## TASK TO CARRY OUT
Print the lines that begin with the one containing "What elements are" and run through the one containing "colorbar-max-label: +34.8 (393, 358, 446, 378)", including both, exactly as they appear, leaving the pictures out of your answer.

## ENTRIES SHOWN
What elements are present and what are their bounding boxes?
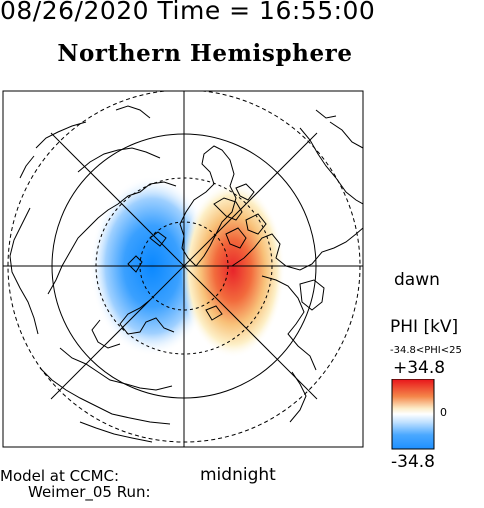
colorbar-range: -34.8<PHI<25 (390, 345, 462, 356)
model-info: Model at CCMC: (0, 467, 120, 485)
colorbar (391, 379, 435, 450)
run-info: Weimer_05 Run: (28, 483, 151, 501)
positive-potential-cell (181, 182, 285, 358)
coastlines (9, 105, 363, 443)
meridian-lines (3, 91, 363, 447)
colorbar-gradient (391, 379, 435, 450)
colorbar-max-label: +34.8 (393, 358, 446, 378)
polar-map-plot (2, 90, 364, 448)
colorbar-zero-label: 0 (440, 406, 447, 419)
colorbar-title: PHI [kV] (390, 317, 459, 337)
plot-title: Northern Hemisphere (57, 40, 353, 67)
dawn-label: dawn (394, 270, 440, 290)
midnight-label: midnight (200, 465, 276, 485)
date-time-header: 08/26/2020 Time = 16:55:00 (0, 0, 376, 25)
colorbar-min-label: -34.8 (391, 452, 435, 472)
---
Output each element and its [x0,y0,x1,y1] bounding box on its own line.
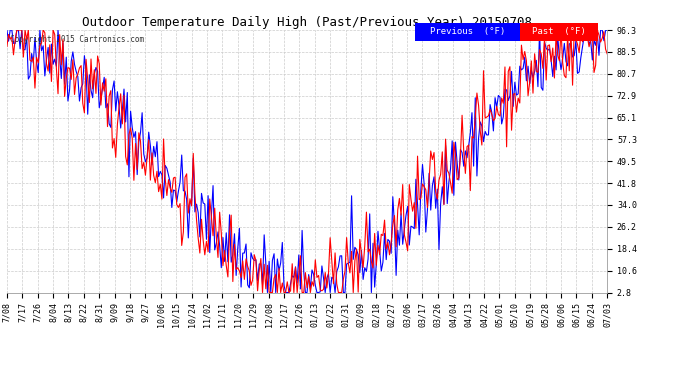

## SOLUTION BELOW
What elements are present and what are their bounding boxes?
colorbar-range: -34.8<PHI<25 (390, 345, 462, 356)
model-info: Model at CCMC: (0, 467, 120, 485)
colorbar (391, 379, 435, 450)
run-info: Weimer_05 Run: (28, 483, 151, 501)
positive-potential-cell (181, 182, 285, 358)
coastlines (9, 105, 363, 443)
meridian-lines (3, 91, 363, 447)
colorbar-gradient (391, 379, 435, 450)
colorbar-max-label: +34.8 (393, 358, 446, 378)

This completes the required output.